_Exercise requirements_.
1. In the abstract on FANC-D2 in oral dysplasia, how many of the forty patients had dysplasia that transformed into oral squamous cell carcinoma?
2. List every abbreviation the abstract defines in parentheses, each with its full form.

MD by portfolio or published work in OMFS

Abstract

Background: The Fanconi Anaemia (FA) pathway is responsible for homologous recombination repair of DNA interstrand crosslink damage. This checkpoint in S-phase of the cell cycle is mediated by ATR (Ataxia Telangiectasia Rad-3) and BRCA-1. The role of this tumour suppressor pathway in early oncogenesis is evaluated in oral dysplasia (OED) which transformed into oral squamous cell carcinoma (OSCC) by evaluating expression of FANC-D2 protein. Methods:Forty patients with OED (and documented clinical outcomes/parameters) were identified from a cohort of patients who were prospectively recruited into a molecular biomarker study (1996-2012). The OED in 23 patients transformed into OSCC while the remaining 17 patients were in remission. Archival formalin fixed paraffin embedded (FFPE) blocks from the first biopsy confirming the diagnosis of OED, immediately preceding malignant transformation and OSCC blocks, where applicable, were retrieved. 0.4 micron thickness sections were stained with FANC-D2, ATR and H2AX (control) antibodies. Immunohistochemistry (IHC) scoring was performed by two clinicians, assessing nuclear and cytoplasmic staining extent and intensity. Corresponding FFPE cores (0.5 mm diameter) were processed for protein and DNA extraction to validate the IHC findings. Results: Based on the FANC-D2 dysplasia scoring system devised: a score ≥4 was associated with stable nontransforming OED (16 non-transformers vs. 5 transformers) and a score of ≤3 was associated with malignant transformation of OED (7 non-transformers vs. 12 transformers) (Fisher exact test p = 0.02). ATR IHC showed staining patterns which correlate with FANC-D2 expression. The findings of IHC were validated with Western blots of protein extracts from the FFPE cores stained with FANC-D2 antibodies. Conclusion: Failure to activate the FA pathway (indicated by poor expression of FANC-D2 protein) due to defective DNA damage detection by ATR has been shown to be related to malignant transformation in OED. FANC-D2 IHC has the potential to influence the management of OED where equipoise exists.

[Items stored in a collection]
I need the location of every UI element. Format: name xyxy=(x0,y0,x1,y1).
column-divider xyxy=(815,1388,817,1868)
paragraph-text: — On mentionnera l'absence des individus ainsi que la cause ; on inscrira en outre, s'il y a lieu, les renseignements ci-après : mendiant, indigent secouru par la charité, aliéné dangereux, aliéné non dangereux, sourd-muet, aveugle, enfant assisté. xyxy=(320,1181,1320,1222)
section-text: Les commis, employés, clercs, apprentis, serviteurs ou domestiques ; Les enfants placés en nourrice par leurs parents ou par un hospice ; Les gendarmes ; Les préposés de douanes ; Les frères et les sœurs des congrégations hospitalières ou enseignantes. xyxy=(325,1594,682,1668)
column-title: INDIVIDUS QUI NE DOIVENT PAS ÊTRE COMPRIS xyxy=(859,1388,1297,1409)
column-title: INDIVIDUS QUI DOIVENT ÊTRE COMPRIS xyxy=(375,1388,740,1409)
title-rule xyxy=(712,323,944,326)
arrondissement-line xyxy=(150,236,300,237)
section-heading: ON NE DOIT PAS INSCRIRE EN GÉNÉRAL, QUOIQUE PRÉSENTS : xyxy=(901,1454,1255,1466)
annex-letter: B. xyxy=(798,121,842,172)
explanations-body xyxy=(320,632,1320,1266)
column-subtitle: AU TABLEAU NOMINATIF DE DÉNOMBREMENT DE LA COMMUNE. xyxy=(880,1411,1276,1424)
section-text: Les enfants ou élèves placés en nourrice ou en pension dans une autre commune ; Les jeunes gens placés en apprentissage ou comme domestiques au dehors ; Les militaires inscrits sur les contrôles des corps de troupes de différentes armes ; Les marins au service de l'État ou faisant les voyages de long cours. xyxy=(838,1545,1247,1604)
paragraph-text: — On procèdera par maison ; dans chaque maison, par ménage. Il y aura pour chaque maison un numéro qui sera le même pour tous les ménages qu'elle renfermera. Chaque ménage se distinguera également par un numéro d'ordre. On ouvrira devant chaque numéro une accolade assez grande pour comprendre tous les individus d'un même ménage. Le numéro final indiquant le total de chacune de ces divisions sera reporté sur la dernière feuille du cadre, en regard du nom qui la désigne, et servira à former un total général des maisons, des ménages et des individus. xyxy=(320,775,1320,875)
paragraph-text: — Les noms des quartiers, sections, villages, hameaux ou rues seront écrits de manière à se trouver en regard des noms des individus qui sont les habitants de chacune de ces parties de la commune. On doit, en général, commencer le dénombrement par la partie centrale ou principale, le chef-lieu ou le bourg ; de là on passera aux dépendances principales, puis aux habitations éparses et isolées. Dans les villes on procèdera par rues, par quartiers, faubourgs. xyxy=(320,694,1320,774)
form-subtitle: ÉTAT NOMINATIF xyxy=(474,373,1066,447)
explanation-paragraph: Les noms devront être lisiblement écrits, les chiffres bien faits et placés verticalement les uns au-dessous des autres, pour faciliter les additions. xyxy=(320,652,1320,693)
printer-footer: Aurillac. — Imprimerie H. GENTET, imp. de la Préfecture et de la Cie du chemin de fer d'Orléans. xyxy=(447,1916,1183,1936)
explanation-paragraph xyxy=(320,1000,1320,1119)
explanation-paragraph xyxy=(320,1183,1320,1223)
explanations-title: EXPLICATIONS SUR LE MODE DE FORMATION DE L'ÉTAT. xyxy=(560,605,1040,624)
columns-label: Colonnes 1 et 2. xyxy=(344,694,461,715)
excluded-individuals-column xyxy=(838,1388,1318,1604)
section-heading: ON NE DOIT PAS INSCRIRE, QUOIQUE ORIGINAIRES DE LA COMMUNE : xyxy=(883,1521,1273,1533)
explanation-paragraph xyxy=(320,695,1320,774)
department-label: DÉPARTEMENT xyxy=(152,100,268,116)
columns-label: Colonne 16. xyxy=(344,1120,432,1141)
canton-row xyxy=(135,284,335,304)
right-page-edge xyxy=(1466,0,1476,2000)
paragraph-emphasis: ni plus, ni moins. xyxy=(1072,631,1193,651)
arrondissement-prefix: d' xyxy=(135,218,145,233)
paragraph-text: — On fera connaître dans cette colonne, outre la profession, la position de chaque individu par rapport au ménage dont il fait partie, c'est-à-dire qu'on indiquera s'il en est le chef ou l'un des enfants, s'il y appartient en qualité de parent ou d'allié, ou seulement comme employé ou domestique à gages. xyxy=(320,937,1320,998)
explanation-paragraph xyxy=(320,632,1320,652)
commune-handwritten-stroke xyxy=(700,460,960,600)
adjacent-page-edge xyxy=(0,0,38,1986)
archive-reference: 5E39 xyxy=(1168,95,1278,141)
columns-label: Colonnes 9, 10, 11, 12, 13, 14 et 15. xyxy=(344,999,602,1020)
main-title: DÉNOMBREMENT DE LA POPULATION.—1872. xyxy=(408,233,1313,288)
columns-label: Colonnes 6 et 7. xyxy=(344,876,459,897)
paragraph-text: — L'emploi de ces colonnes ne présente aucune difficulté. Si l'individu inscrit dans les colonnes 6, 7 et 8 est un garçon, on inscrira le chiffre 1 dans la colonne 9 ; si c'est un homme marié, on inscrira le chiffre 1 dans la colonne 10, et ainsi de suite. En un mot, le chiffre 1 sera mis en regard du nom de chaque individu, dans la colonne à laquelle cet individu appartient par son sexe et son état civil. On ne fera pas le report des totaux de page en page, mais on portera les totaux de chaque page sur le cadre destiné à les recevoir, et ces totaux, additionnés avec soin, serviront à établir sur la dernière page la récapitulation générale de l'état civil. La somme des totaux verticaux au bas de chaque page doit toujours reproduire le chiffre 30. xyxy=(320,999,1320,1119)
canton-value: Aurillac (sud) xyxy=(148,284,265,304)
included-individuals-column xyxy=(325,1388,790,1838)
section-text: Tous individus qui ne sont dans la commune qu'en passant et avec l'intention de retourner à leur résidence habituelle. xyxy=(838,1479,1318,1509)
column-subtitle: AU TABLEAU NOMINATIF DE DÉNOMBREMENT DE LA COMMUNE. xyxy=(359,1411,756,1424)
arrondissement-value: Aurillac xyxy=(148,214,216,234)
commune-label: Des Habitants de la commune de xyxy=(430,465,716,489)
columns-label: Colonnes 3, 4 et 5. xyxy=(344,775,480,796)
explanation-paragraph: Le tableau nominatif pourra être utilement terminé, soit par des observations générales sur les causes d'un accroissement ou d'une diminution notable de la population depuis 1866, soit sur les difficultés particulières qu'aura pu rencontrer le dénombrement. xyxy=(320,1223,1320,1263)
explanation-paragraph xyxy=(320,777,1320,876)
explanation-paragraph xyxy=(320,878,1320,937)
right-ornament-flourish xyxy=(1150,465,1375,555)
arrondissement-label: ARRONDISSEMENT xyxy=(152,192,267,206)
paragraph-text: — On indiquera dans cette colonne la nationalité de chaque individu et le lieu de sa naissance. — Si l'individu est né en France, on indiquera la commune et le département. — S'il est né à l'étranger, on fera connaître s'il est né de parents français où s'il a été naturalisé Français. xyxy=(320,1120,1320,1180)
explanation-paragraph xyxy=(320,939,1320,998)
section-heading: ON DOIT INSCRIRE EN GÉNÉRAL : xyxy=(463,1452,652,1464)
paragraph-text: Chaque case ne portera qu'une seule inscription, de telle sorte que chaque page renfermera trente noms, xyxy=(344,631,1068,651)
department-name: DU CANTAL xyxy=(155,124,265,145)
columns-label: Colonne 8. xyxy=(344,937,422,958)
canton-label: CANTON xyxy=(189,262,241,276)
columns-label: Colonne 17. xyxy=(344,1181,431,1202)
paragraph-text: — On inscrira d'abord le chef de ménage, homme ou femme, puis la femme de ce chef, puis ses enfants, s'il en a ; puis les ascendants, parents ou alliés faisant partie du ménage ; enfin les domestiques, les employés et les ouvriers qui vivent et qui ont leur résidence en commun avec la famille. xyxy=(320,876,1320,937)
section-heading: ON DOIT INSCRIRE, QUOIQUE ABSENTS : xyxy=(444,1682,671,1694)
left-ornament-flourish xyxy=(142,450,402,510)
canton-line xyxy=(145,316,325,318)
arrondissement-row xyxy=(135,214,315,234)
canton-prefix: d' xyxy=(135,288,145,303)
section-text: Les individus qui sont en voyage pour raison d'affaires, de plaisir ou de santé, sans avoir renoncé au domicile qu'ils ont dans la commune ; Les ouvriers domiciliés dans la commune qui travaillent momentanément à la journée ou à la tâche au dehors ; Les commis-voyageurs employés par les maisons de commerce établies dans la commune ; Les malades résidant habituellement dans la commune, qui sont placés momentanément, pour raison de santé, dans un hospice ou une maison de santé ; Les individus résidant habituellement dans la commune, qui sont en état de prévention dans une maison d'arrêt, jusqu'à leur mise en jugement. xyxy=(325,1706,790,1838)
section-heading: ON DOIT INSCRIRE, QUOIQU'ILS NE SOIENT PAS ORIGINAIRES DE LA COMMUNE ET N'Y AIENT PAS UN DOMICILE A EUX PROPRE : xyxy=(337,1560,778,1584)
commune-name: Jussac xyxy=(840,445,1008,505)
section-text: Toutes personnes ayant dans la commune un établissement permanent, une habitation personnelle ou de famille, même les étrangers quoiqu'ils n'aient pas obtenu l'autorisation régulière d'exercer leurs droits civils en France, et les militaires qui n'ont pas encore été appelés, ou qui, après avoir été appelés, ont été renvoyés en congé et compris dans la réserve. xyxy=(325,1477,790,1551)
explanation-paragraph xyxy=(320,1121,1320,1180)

_Answer list_.
1. 23 patients.

2.
- FA: Fanconi Anaemia
- ATR: Ataxia Telangiectasia Rad-3
- OED: oral dysplasia
- OSCC: oral squamous cell carcinoma
- FFPE: formalin fixed paraffin embedded
- IHC: Immunohistochemistry